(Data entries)
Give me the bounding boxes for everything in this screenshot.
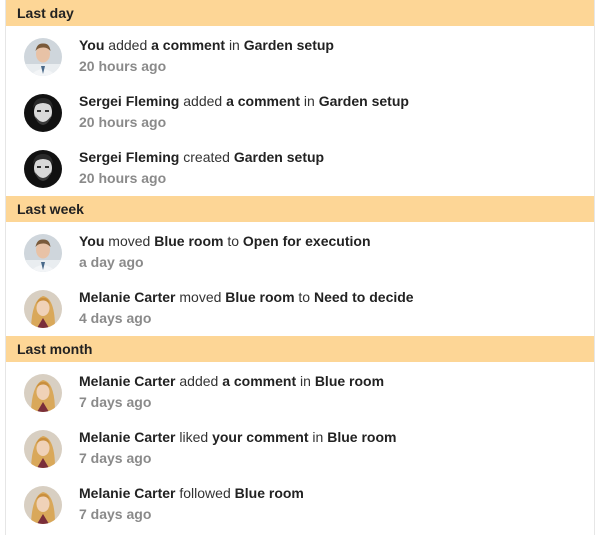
verb: added (183, 93, 223, 109)
target-link[interactable]: Garden setup (319, 93, 409, 109)
object-link[interactable]: your comment (212, 429, 308, 445)
actor-link[interactable]: Sergei Fleming (79, 149, 179, 165)
section-header-last-month: Last month (6, 336, 594, 362)
section-last-month: Melanie Carter added a comment in Blue r… (6, 362, 594, 532)
avatar[interactable] (24, 290, 62, 328)
preposition: in (303, 93, 315, 109)
actor-link[interactable]: You (79, 37, 104, 53)
list-item[interactable]: Melanie Carter liked your comment in Blu… (6, 420, 594, 476)
avatar[interactable] (24, 374, 62, 412)
verb: followed (179, 485, 231, 501)
activity-text: Melanie Carter moved Blue room to Need t… (79, 288, 584, 327)
target-link[interactable]: Need to decide (314, 289, 414, 305)
verb: moved (108, 233, 151, 249)
verb: added (179, 373, 219, 389)
activity-line: Sergei Fleming created Garden setup (79, 148, 584, 166)
activity-line: Melanie Carter added a comment in Blue r… (79, 372, 584, 390)
timestamp: 4 days ago (79, 310, 152, 326)
verb: created (183, 149, 230, 165)
object-link[interactable]: a comment (151, 37, 225, 53)
avatar[interactable] (24, 486, 62, 524)
preposition: in (228, 37, 240, 53)
timestamp: 20 hours ago (79, 170, 167, 186)
actor-link[interactable]: Melanie Carter (79, 485, 175, 501)
timestamp: 7 days ago (79, 450, 152, 466)
section-last-week: You moved Blue room to Open for executio… (6, 222, 594, 336)
activity-line: You added a comment in Garden setup (79, 36, 584, 54)
avatar[interactable] (24, 38, 62, 76)
list-item[interactable]: You added a comment in Garden setup 20 h… (6, 28, 594, 84)
object-link[interactable]: Blue room (225, 289, 294, 305)
actor-link[interactable]: Melanie Carter (79, 373, 175, 389)
timestamp: 20 hours ago (79, 114, 167, 130)
actor-link[interactable]: Sergei Fleming (79, 93, 179, 109)
activity-text: Melanie Carter liked your comment in Blu… (79, 428, 584, 467)
object-link[interactable]: a comment (226, 93, 300, 109)
verb: added (108, 37, 148, 53)
actor-link[interactable]: Melanie Carter (79, 429, 175, 445)
verb: moved (179, 289, 222, 305)
avatar[interactable] (24, 94, 62, 132)
timestamp: 7 days ago (79, 506, 152, 522)
activity-feed: Last day You added a comment in Garden s… (5, 0, 595, 535)
target-link[interactable]: Blue room (327, 429, 396, 445)
target-link[interactable]: Blue room (315, 373, 384, 389)
object-link[interactable]: a comment (222, 373, 296, 389)
preposition: to (227, 233, 240, 249)
verb: liked (179, 429, 209, 445)
avatar[interactable] (24, 430, 62, 468)
activity-line: Melanie Carter liked your comment in Blu… (79, 428, 584, 446)
actor-link[interactable]: You (79, 233, 104, 249)
activity-line: You moved Blue room to Open for executio… (79, 232, 584, 250)
activity-text: Sergei Fleming added a comment in Garden… (79, 92, 584, 131)
timestamp: 20 hours ago (79, 58, 167, 74)
timestamp: a day ago (79, 254, 144, 270)
list-item[interactable]: Sergei Fleming added a comment in Garden… (6, 84, 594, 140)
activity-line: Melanie Carter followed Blue room (79, 484, 584, 502)
timestamp: 7 days ago (79, 394, 152, 410)
object-link[interactable]: Blue room (154, 233, 223, 249)
section-last-day: You added a comment in Garden setup 20 h… (6, 26, 594, 196)
section-header-last-day: Last day (6, 0, 594, 26)
avatar[interactable] (24, 150, 62, 188)
list-item[interactable]: Melanie Carter followed Blue room 7 days… (6, 476, 594, 532)
section-header-last-week: Last week (6, 196, 594, 222)
activity-line: Sergei Fleming added a comment in Garden… (79, 92, 584, 110)
target-link[interactable]: Garden setup (244, 37, 334, 53)
activity-text: Melanie Carter added a comment in Blue r… (79, 372, 584, 411)
preposition: to (298, 289, 311, 305)
list-item[interactable]: Sergei Fleming created Garden setup 20 h… (6, 140, 594, 196)
list-item[interactable]: You moved Blue room to Open for executio… (6, 224, 594, 280)
list-item[interactable]: Melanie Carter moved Blue room to Need t… (6, 280, 594, 336)
activity-text: You added a comment in Garden setup 20 h… (79, 36, 584, 75)
avatar[interactable] (24, 234, 62, 272)
target-link[interactable]: Open for execution (243, 233, 371, 249)
activity-line: Melanie Carter moved Blue room to Need t… (79, 288, 584, 306)
preposition: in (300, 373, 311, 389)
activity-text: Sergei Fleming created Garden setup 20 h… (79, 148, 584, 187)
list-item[interactable]: Melanie Carter added a comment in Blue r… (6, 364, 594, 420)
activity-text: Melanie Carter followed Blue room 7 days… (79, 484, 584, 523)
object-link[interactable]: Blue room (235, 485, 304, 501)
preposition: in (312, 429, 324, 445)
object-link[interactable]: Garden setup (234, 149, 324, 165)
actor-link[interactable]: Melanie Carter (79, 289, 175, 305)
activity-text: You moved Blue room to Open for executio… (79, 232, 584, 271)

GIVEN INSTRUCTION:
Recast the records running from the line containing "verb: added (183, 93, 223, 109)" through the line containing "timestamp: 20 hours ago (79, 170, 167, 186)" as a Markdown table with the columns Row and Entry, numbering each line and leaving out blank lines.

RESPONSE:
| Row | Entry |
|---|---|
| 1 | verb: added (183, 93, 223, 109) |
| 2 | target-link[interactable]: Garden setup (319, 93, 409, 109) |
| 3 | object-link[interactable]: your comment (212, 429, 308, 445) |
| 4 | actor-link[interactable]: Sergei Fleming (79, 149, 179, 165) |
| 5 | section-header-last-month: Last month (6, 336, 594, 362) |
| 6 | section-last-month: Melanie Carter added a comment in Blue r… (6, 362, 594, 532) |
| 7 | avatar[interactable] (24, 290, 62, 328) |
| 8 | preposition: in (303, 93, 315, 109) |
| 9 | actor-link[interactable]: You (79, 37, 104, 53) |
| 10 | list-item[interactable]: Melanie Carter liked your comment in Blu… (6, 420, 594, 476) |
| 11 | avatar[interactable] (24, 374, 62, 412) |
| 12 | verb: followed (179, 485, 231, 501) |
| 13 | activity-text: Melanie Carter moved Blue room to Need t… (79, 288, 584, 327) |
| 14 | target-link[interactable]: Need to decide (314, 289, 414, 305) |
| 15 | verb: moved (108, 233, 151, 249) |
| 16 | verb: added (179, 373, 219, 389) |
| 17 | activity-line: Sergei Fleming created Garden setup (79, 148, 584, 166) |
| 18 | activity-line: Melanie Carter added a comment in Blue r… (79, 372, 584, 390) |
| 19 | timestamp: 4 days ago (79, 310, 152, 326) |
| 20 | verb: created (183, 149, 230, 165) |
| 21 | object-link[interactable]: a comment (151, 37, 225, 53) |
| 22 | avatar[interactable] (24, 486, 62, 524) |
| 23 | preposition: in (228, 37, 240, 53) |
| 24 | timestamp: 20 hours ago (79, 170, 167, 186) |